Instructions:
1 > In the essay on selfhood and dominion, condense the paragraph that begins "Those who elect to dominate their worlds" into a short bulleted list that keeps its main points.
2 > Transcribe word for word the portion of the essay on selfhood and dominion between "The core of" and "in your living.", inclusive.

Real Self

Self-respect should dominate every expression of the individual, from the mere matter of personal appearance and dress to the most supreme manifestation of his real self in all the relations of life. It has greater reverence for its individuality, rightly directed, than for all its rights, powers, influence, or possessions. Self-respect, in the highest sense, is the honest pride of trusteeship over self, not the petty vanity of proprietorship.” ~ William George Jordan

The core of your individuality is not something you manufacture, it is something that you are. No matter what you do to to carve out a life for yourself, to create an identity, to be something in the world, you will always be courted by your inner self, the true you.

You do not own life, neither can you lose it. Life is eternal, though the forms it animates come and go like the leaves on a mighty oak tree. Or like the tree itself. Thinking you own life, whether it be yours or that of another, is evidence of small-mindedness, short-sightedness and blasphemy.

You are never larger than life, but you can be large in your living.

 

Living in an Air Castle VII

The air-castle typifies any delusion or folly that makes man forsake real living for an idle, vague existence. Living in air-castles means that a man sees life in a wrong perspective. He permits his lower self to dominate his higher self; he who should tower as a mighty conqueror over the human weakness, sin and folly that threaten to destroy his better nature, binds upon his won wrists the manacles of habit that hold him a slave. He loses the crown of his kingship because he sells his royal birthright for temporary ease and comfort and the showy things of the world, sacrificing so much that is best in him for mere wealth success, position, or the plaudits of the world. He forsakes the throne of individuality for the air-castle of delusion.” ~ William George Jordan

Whether you see your royal birthright as the result of millions of years of evolution or divine decree, the fact of the matter is that you have an opportunity to have dominion over the world you center. Dominion is the by-product of the expression of your natural authority into the earth. Domination, on the other hand is a cheap imitation based in the notion that might makes right and sustained by the idea that forced compliance is superior to inspired agreement.

My company, The Spa on Green Street, sponsored a “Petpalooza” yesterday afternoon. The Humane Society brought a number of puppies for adoption and a local dog trainer set up an agility course to demonstrate their agility and manners programs. It is always fascinating to watch people interacting with puppies, as I’ve noticed that the way people work with puppies reveals very quickly what method they prefer to bring order out of chaos in their worlds: dominion or domination.

Those who elect to dominate their worlds typically emphasize visible force. Corrections are harsh, sharp and unforgiving and such people rule with an iron fist, as a dictator would in a repressive political regime. They govern the world around them from the throne of their lower self, preferring “push” techniques to “pull” strategies. Their subjection to their lower selves makes them mistrustful of their higher selves, and they fear if they let go of their white-knuckled grip they have on that which they control they will lose control. And they’re probably right based on the way they’ve built their kingdom.

Annotated element entries
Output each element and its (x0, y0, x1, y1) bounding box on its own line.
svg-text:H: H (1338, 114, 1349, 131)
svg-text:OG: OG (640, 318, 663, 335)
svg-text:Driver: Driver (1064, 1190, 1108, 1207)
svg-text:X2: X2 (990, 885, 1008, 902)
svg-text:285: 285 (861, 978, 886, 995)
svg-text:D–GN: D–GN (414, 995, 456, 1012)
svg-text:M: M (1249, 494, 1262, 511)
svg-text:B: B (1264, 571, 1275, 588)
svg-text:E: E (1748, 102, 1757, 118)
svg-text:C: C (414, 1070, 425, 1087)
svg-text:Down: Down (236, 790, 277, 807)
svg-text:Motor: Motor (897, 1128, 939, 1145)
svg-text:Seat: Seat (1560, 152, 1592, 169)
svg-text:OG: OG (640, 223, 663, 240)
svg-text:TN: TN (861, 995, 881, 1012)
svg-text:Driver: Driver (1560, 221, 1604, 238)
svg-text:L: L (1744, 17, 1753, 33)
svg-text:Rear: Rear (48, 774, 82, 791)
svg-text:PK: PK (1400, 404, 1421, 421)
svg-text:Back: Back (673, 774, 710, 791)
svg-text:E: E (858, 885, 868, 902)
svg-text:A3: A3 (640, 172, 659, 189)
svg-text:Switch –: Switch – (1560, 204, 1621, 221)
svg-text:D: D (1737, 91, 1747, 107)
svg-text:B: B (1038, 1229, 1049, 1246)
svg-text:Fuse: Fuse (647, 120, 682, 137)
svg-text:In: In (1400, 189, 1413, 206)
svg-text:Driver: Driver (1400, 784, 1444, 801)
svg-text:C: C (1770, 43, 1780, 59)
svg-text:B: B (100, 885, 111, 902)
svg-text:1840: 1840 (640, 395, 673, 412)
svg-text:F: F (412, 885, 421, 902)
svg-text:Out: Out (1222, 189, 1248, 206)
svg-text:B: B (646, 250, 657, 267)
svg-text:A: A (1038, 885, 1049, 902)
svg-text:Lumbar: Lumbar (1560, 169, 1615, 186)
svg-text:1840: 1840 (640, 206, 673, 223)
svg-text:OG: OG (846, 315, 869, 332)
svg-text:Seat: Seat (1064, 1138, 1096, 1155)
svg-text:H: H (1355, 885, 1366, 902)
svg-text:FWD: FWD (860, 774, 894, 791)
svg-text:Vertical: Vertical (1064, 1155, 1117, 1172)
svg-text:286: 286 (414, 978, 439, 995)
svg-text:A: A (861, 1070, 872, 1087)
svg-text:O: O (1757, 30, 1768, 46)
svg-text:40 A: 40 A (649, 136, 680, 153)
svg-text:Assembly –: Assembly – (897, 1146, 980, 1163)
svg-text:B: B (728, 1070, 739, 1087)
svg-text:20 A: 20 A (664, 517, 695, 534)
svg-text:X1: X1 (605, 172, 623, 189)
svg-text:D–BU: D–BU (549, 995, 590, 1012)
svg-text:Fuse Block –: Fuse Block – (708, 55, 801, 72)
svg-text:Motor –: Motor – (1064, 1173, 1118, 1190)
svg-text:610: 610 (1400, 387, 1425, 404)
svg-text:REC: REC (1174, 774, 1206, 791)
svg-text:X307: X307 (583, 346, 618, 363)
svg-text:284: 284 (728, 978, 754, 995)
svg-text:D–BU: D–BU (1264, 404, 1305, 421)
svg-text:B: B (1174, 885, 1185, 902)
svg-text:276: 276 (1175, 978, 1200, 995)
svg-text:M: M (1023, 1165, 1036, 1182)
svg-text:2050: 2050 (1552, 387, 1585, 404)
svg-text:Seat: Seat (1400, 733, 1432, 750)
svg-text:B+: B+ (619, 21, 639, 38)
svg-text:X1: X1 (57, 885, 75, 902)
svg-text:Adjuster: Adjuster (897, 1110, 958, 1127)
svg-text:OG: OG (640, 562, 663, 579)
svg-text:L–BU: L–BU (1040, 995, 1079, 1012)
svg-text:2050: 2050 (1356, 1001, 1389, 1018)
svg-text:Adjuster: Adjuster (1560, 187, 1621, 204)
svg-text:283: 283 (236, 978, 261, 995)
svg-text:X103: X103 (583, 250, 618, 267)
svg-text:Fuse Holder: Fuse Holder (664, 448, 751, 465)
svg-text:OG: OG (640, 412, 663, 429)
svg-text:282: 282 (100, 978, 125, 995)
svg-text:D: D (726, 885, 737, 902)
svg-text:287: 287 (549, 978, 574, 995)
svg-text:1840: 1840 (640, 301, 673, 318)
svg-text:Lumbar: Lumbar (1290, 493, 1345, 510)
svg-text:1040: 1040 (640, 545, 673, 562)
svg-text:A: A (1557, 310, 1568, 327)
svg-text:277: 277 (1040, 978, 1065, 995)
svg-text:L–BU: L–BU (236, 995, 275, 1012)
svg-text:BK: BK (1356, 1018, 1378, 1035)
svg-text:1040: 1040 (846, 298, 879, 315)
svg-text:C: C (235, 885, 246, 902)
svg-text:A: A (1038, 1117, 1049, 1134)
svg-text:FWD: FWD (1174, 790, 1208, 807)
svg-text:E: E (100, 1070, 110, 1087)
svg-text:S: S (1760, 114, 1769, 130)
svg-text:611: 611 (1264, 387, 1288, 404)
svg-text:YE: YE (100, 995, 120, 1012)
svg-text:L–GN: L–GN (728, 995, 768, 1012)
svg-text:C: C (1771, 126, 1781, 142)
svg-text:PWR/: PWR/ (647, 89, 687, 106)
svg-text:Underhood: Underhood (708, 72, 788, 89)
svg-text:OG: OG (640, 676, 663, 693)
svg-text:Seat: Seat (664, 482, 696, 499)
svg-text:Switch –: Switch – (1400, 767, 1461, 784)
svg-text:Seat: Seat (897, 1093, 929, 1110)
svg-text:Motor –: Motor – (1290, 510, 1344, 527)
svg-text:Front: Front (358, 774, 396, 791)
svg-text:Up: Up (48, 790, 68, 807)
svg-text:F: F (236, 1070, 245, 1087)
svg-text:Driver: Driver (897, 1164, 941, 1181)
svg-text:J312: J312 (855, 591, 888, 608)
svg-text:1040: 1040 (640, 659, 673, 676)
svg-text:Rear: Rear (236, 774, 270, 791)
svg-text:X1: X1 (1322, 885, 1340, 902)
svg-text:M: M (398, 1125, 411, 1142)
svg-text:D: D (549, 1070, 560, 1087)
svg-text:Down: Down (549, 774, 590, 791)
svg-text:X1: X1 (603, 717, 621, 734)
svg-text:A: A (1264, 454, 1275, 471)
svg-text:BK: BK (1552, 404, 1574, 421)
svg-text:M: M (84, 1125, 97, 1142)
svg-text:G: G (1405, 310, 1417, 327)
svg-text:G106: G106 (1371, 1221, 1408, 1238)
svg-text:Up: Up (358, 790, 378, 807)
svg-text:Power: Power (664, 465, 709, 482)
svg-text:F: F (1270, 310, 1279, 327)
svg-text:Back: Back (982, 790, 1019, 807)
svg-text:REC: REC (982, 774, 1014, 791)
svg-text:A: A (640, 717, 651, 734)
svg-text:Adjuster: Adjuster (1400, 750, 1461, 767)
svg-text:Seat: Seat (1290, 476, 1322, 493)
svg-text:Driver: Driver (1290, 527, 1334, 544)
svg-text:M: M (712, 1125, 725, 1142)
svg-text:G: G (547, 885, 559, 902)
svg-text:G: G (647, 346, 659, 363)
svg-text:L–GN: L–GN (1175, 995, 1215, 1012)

Full answers:
1 >
- People who choose to dominate their worlds emphasize visible force.
- Their corrections are harsh, sharp and unforgiving. They rule with an iron fist, like a dictator in a repressive regime.
- They govern from the throne of their lower self and prefer "push" techniques to "pull" strategies.
- Their subjection to their lower selves makes them mistrust their higher selves.
- They fear losing control if they loosen their grip. Given how they've built their kingdom, they're probably right.

2 >
The core of your individuality is not something you manufacture, it is something that you are. No matter what you do to to carve out a life for yourself, to create an identity, to be something in the world, you will always be courted by your inner self, the true you.

You do not own life, neither can you lose it. Life is eternal, though the forms it animates come and go like the leaves on a mighty oak tree. Or like the tree itself. Thinking you own life, whether it be yours or that of another, is evidence of small-mindedness, short-sightedness and blasphemy.

You are never larger than life, but you can be large in your living.